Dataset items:

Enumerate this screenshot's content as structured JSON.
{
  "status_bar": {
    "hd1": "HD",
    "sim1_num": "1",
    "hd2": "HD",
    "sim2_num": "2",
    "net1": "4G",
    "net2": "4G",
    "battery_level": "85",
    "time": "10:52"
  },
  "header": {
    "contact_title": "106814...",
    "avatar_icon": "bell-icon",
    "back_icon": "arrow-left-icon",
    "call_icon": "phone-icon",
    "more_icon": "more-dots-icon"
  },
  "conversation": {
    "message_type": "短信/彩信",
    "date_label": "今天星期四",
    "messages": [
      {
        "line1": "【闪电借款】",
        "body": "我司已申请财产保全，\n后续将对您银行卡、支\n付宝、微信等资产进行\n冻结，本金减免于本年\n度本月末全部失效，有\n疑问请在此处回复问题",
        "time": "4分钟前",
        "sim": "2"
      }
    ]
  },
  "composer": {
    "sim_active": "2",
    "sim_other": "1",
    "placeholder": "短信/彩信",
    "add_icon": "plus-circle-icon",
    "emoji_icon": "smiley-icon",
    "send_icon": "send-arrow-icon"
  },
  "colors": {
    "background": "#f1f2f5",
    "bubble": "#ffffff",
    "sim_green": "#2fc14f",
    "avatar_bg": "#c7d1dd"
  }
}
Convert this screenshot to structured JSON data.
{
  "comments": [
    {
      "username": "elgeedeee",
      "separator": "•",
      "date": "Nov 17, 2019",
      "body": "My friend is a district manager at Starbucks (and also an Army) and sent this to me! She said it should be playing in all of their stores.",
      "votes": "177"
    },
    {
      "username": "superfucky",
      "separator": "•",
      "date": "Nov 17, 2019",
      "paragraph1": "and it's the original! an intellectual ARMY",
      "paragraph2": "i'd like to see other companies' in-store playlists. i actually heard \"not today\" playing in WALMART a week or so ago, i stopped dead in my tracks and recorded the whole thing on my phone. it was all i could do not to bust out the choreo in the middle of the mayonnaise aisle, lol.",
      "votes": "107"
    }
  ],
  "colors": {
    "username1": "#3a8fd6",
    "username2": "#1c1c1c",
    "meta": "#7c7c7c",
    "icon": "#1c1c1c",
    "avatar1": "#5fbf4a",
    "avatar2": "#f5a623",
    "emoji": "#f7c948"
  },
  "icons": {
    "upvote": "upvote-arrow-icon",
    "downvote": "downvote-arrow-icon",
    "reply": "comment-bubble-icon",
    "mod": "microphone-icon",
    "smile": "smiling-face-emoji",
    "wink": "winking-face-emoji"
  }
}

▶ _Exercise directions_: Repeat the data in its entirety, character for character.

▶ _The answer_:
Enumerate this screenshot's content as structured JSON.
{
  "status_bar": {
    "hd1": "HD",
    "sim1_num": "1",
    "hd2": "HD",
    "sim2_num": "2",
    "net1": "4G",
    "net2": "4G",
    "battery_level": "85",
    "time": "10:52"
  },
  "header": {
    "contact_title": "106814...",
    "avatar_icon": "bell-icon",
    "back_icon": "arrow-left-icon",
    "call_icon": "phone-icon",
    "more_icon": "more-dots-icon"
  },
  "conversation": {
    "message_type": "短信/彩信",
    "date_label": "今天星期四",
    "messages": [
      {
        "line1": "【闪电借款】",
        "body": "我司已申请财产保全，\n后续将对您银行卡、支\n付宝、微信等资产进行\n冻结，本金减免于本年\n度本月末全部失效，有\n疑问请在此处回复问题",
        "time": "4分钟前",
        "sim": "2"
      }
    ]
  },
  "composer": {
    "sim_active": "2",
    "sim_other": "1",
    "placeholder": "短信/彩信",
    "add_icon": "plus-circle-icon",
    "emoji_icon": "smiley-icon",
    "send_icon": "send-arrow-icon"
  },
  "colors": {
    "background": "#f1f2f5",
    "bubble": "#ffffff",
    "sim_green": "#2fc14f",
    "avatar_bg": "#c7d1dd"
  }
}
Convert this screenshot to structured JSON data.
{
  "comments": [
    {
      "username": "elgeedeee",
      "separator": "•",
      "date": "Nov 17, 2019",
      "body": "My friend is a district manager at Starbucks (and also an Army) and sent this to me! She said it should be playing in all of their stores.",
      "votes": "177"
    },
    {
      "username": "superfucky",
      "separator": "•",
      "date": "Nov 17, 2019",
      "paragraph1": "and it's the original! an intellectual ARMY",
      "paragraph2": "i'd like to see other companies' in-store playlists. i actually heard \"not today\" playing in WALMART a week or so ago, i stopped dead in my tracks and recorded the whole thing on my phone. it was all i could do not to bust out the choreo in the middle of the mayonnaise aisle, lol.",
      "votes": "107"
    }
  ],
  "colors": {
    "username1": "#3a8fd6",
    "username2": "#1c1c1c",
    "meta": "#7c7c7c",
    "icon": "#1c1c1c",
    "avatar1": "#5fbf4a",
    "avatar2": "#f5a623",
    "emoji": "#f7c948"
  },
  "icons": {
    "upvote": "upvote-arrow-icon",
    "downvote": "downvote-arrow-icon",
    "reply": "comment-bubble-icon",
    "mod": "microphone-icon",
    "smile": "smiling-face-emoji",
    "wink": "winking-face-emoji"
  }
}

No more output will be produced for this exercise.